** START OF Records for the exercise **

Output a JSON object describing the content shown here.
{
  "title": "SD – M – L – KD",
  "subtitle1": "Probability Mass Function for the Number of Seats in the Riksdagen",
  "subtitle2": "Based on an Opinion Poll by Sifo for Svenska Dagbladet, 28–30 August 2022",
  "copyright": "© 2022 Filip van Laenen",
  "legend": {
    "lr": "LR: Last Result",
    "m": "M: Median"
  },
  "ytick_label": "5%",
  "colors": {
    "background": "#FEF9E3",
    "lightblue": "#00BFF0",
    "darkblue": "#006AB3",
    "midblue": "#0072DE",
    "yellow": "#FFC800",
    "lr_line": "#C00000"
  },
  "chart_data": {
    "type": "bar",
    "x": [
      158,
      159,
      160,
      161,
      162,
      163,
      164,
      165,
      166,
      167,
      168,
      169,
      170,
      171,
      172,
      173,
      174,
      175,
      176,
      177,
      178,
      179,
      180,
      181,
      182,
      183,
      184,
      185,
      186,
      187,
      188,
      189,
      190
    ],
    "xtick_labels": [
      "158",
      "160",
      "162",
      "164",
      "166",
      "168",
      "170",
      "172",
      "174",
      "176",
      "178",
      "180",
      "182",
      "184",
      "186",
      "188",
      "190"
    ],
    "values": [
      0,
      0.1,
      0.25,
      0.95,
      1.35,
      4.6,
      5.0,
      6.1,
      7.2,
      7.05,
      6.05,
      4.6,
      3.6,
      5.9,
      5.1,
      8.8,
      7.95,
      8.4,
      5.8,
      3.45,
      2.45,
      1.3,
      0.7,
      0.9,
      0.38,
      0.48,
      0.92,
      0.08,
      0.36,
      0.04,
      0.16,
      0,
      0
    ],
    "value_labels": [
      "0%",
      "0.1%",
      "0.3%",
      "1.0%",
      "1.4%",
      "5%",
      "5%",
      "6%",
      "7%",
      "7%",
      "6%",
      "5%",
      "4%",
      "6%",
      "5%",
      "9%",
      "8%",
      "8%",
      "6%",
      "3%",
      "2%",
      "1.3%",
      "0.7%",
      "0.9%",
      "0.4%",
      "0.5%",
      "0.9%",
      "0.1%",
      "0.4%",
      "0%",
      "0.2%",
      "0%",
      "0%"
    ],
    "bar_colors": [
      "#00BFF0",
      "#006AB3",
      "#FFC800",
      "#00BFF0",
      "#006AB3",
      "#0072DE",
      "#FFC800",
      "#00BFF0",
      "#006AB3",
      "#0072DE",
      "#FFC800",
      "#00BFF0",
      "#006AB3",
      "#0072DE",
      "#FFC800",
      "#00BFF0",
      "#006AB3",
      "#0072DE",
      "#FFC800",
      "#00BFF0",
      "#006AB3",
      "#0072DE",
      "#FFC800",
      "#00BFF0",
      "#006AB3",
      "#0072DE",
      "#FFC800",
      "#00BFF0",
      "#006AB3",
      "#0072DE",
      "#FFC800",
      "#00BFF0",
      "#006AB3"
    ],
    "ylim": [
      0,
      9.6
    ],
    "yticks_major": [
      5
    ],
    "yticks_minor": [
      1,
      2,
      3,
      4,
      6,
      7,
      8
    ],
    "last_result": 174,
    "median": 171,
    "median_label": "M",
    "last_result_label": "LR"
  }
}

** END OF Records for the exercise **

▶ Problem statement
Copy out all of the records shown above exactly.

▶ Answer
Output a JSON object describing the content shown here.
{
  "title": "SD – M – L – KD",
  "subtitle1": "Probability Mass Function for the Number of Seats in the Riksdagen",
  "subtitle2": "Based on an Opinion Poll by Sifo for Svenska Dagbladet, 28–30 August 2022",
  "copyright": "© 2022 Filip van Laenen",
  "legend": {
    "lr": "LR: Last Result",
    "m": "M: Median"
  },
  "ytick_label": "5%",
  "colors": {
    "background": "#FEF9E3",
    "lightblue": "#00BFF0",
    "darkblue": "#006AB3",
    "midblue": "#0072DE",
    "yellow": "#FFC800",
    "lr_line": "#C00000"
  },
  "chart_data": {
    "type": "bar",
    "x": [
      158,
      159,
      160,
      161,
      162,
      163,
      164,
      165,
      166,
      167,
      168,
      169,
      170,
      171,
      172,
      173,
      174,
      175,
      176,
      177,
      178,
      179,
      180,
      181,
      182,
      183,
      184,
      185,
      186,
      187,
      188,
      189,
      190
    ],
    "xtick_labels": [
      "158",
      "160",
      "162",
      "164",
      "166",
      "168",
      "170",
      "172",
      "174",
      "176",
      "178",
      "180",
      "182",
      "184",
      "186",
      "188",
      "190"
    ],
    "values": [
      0,
      0.1,
      0.25,
      0.95,
      1.35,
      4.6,
      5.0,
      6.1,
      7.2,
      7.05,
      6.05,
      4.6,
      3.6,
      5.9,
      5.1,
      8.8,
      7.95,
      8.4,
      5.8,
      3.45,
      2.45,
      1.3,
      0.7,
      0.9,
      0.38,
      0.48,
      0.92,
      0.08,
      0.36,
      0.04,
      0.16,
      0,
      0
    ],
    "value_labels": [
      "0%",
      "0.1%",
      "0.3%",
      "1.0%",
      "1.4%",
      "5%",
      "5%",
      "6%",
      "7%",
      "7%",
      "6%",
      "5%",
      "4%",
      "6%",
      "5%",
      "9%",
      "8%",
      "8%",
      "6%",
      "3%",
      "2%",
      "1.3%",
      "0.7%",
      "0.9%",
      "0.4%",
      "0.5%",
      "0.9%",
      "0.1%",
      "0.4%",
      "0%",
      "0.2%",
      "0%",
      "0%"
    ],
    "bar_colors": [
      "#00BFF0",
      "#006AB3",
      "#FFC800",
      "#00BFF0",
      "#006AB3",
      "#0072DE",
      "#FFC800",
      "#00BFF0",
      "#006AB3",
      "#0072DE",
      "#FFC800",
      "#00BFF0",
      "#006AB3",
      "#0072DE",
      "#FFC800",
      "#00BFF0",
      "#006AB3",
      "#0072DE",
      "#FFC800",
      "#00BFF0",
      "#006AB3",
      "#0072DE",
      "#FFC800",
      "#00BFF0",
      "#006AB3",
      "#0072DE",
      "#FFC800",
      "#00BFF0",
      "#006AB3",
      "#0072DE",
      "#FFC800",
      "#00BFF0",
      "#006AB3"
    ],
    "ylim": [
      0,
      9.6
    ],
    "yticks_major": [
      5
    ],
    "yticks_minor": [
      1,
      2,
      3,
      4,
      6,
      7,
      8
    ],
    "last_result": 174,
    "median": 171,
    "median_label": "M",
    "last_result_label": "LR"
  }
}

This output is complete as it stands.